● EXERCISE BRIEF: Pull out every line with the word "graph" from the entries below.

● AVAILABLE DATA:
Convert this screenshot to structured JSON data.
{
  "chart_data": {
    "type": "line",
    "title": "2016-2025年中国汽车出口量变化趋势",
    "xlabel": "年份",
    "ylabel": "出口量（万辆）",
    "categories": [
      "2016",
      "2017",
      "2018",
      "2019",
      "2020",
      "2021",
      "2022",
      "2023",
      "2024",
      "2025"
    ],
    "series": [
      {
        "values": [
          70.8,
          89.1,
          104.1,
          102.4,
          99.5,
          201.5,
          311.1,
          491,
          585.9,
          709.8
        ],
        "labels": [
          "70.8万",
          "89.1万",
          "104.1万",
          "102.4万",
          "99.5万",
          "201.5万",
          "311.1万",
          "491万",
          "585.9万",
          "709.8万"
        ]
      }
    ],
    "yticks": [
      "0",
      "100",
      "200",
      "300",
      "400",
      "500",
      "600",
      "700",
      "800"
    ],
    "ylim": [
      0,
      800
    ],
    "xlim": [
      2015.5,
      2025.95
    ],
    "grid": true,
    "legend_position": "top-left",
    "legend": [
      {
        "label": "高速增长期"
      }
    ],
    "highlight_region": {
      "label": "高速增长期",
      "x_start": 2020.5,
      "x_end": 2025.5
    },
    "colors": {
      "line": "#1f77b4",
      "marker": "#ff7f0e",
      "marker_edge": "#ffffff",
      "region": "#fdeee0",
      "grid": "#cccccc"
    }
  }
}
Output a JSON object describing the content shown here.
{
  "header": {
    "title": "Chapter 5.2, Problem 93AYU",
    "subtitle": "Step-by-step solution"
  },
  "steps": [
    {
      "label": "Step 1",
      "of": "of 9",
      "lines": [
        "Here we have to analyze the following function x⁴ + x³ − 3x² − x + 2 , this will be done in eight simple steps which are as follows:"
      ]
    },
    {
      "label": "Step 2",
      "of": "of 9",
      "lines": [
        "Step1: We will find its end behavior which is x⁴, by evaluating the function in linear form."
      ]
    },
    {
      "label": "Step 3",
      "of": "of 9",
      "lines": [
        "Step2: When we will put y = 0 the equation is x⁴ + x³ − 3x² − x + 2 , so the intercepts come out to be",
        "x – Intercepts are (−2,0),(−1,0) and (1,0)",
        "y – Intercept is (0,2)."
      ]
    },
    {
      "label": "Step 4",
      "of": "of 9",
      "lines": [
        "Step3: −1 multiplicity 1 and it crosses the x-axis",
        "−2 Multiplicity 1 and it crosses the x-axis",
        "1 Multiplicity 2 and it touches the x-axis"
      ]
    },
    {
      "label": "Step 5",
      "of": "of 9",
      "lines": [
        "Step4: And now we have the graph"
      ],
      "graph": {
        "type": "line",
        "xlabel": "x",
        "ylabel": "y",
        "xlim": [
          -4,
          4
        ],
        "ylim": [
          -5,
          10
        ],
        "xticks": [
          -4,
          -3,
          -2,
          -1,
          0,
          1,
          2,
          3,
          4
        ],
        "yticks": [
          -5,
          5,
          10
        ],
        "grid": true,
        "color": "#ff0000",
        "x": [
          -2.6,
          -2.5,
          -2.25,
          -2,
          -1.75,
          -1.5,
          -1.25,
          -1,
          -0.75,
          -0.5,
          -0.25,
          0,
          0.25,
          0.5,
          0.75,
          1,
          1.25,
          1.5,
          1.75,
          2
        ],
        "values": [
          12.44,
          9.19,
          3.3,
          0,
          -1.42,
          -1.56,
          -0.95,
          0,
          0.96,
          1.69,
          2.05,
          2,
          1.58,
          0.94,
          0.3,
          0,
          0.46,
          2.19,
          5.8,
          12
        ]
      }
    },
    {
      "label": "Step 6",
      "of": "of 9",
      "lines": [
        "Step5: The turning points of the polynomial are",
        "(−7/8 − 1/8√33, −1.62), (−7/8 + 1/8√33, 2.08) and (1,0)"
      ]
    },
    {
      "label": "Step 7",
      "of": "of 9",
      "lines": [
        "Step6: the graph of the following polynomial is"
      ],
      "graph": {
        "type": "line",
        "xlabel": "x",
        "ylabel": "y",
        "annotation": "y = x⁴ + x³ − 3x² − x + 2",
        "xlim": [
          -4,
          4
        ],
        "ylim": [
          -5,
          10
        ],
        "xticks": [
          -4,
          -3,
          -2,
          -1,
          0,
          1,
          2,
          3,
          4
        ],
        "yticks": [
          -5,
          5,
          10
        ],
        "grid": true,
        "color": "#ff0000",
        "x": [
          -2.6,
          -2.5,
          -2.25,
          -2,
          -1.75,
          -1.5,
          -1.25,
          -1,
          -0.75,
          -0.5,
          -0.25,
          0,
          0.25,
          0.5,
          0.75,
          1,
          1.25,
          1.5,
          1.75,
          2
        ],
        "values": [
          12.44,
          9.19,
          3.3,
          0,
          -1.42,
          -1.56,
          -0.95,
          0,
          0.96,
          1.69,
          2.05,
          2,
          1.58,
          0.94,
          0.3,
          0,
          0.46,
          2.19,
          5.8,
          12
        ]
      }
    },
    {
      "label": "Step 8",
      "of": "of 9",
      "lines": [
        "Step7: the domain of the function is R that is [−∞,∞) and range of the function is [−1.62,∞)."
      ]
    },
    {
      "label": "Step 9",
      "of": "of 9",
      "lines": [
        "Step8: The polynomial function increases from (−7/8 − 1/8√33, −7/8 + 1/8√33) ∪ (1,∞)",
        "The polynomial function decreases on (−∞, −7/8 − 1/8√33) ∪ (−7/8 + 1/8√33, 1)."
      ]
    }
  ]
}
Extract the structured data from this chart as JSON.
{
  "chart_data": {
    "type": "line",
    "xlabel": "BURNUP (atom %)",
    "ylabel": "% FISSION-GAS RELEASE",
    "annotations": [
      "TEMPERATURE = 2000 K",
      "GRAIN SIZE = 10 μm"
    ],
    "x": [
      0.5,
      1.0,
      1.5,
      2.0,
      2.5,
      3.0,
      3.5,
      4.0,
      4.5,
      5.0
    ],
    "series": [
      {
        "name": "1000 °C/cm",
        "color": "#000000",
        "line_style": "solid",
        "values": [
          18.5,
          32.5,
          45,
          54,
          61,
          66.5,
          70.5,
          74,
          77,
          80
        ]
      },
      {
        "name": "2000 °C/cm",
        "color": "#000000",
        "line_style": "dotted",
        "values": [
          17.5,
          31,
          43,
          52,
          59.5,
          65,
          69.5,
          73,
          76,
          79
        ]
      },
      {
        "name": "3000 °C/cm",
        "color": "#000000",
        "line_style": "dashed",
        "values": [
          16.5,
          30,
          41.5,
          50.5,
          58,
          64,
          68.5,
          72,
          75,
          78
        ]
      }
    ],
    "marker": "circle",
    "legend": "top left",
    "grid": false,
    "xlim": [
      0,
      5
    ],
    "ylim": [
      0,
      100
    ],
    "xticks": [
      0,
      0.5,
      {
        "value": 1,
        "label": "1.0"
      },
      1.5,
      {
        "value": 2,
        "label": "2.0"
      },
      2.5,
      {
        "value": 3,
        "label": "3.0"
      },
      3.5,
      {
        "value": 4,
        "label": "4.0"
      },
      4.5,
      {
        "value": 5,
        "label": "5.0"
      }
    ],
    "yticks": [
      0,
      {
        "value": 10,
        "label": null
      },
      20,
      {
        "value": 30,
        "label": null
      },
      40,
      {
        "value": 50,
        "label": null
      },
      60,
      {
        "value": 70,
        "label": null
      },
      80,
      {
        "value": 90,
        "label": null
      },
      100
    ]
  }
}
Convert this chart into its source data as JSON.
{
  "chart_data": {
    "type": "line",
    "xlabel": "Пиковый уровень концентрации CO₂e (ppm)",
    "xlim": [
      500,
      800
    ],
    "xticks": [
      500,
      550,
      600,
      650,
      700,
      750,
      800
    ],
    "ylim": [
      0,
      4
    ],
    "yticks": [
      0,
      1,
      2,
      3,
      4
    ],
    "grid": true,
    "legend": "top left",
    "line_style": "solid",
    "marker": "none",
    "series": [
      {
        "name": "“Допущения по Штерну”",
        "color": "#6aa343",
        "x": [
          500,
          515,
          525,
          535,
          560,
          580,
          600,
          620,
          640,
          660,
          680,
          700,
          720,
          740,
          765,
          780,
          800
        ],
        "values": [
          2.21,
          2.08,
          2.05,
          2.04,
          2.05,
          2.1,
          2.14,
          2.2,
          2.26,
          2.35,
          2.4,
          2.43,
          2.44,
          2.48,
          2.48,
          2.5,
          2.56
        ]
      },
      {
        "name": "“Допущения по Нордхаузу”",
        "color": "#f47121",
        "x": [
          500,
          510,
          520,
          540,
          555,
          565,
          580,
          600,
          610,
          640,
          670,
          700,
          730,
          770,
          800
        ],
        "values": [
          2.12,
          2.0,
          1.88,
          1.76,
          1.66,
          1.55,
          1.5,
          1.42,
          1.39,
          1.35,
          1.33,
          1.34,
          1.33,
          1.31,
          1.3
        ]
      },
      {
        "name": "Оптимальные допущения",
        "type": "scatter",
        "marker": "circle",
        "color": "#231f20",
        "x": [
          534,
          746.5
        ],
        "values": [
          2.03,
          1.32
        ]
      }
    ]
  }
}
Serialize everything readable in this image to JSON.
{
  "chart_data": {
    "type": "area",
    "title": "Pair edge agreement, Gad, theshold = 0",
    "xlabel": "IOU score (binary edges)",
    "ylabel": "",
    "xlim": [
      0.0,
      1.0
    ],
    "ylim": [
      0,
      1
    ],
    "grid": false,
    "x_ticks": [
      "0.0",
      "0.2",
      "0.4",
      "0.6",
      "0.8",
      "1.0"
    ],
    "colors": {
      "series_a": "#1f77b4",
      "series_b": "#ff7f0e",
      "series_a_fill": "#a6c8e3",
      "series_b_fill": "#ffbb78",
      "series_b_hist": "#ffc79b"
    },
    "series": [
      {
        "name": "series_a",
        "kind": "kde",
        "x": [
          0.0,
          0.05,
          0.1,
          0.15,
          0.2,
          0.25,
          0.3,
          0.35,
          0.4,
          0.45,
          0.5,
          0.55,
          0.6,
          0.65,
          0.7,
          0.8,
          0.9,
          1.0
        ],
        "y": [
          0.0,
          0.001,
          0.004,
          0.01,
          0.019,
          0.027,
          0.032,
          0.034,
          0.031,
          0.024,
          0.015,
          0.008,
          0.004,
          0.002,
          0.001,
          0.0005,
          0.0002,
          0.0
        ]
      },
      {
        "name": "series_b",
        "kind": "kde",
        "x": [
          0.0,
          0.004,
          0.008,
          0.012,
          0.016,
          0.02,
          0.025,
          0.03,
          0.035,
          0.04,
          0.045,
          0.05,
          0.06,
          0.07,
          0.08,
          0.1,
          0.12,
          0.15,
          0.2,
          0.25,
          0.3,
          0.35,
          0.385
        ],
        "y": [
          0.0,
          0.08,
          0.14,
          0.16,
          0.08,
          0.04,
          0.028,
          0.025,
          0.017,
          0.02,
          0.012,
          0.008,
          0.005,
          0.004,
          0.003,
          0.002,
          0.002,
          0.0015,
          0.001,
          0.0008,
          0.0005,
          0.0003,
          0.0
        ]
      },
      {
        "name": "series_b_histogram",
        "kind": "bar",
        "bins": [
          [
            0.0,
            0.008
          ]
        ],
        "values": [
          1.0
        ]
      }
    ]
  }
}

● WORKED SOLUTION:
        "Step4: And now we have the graph"
      "graph": {
        "Step6: the graph of the following polynomial is"
      "graph": {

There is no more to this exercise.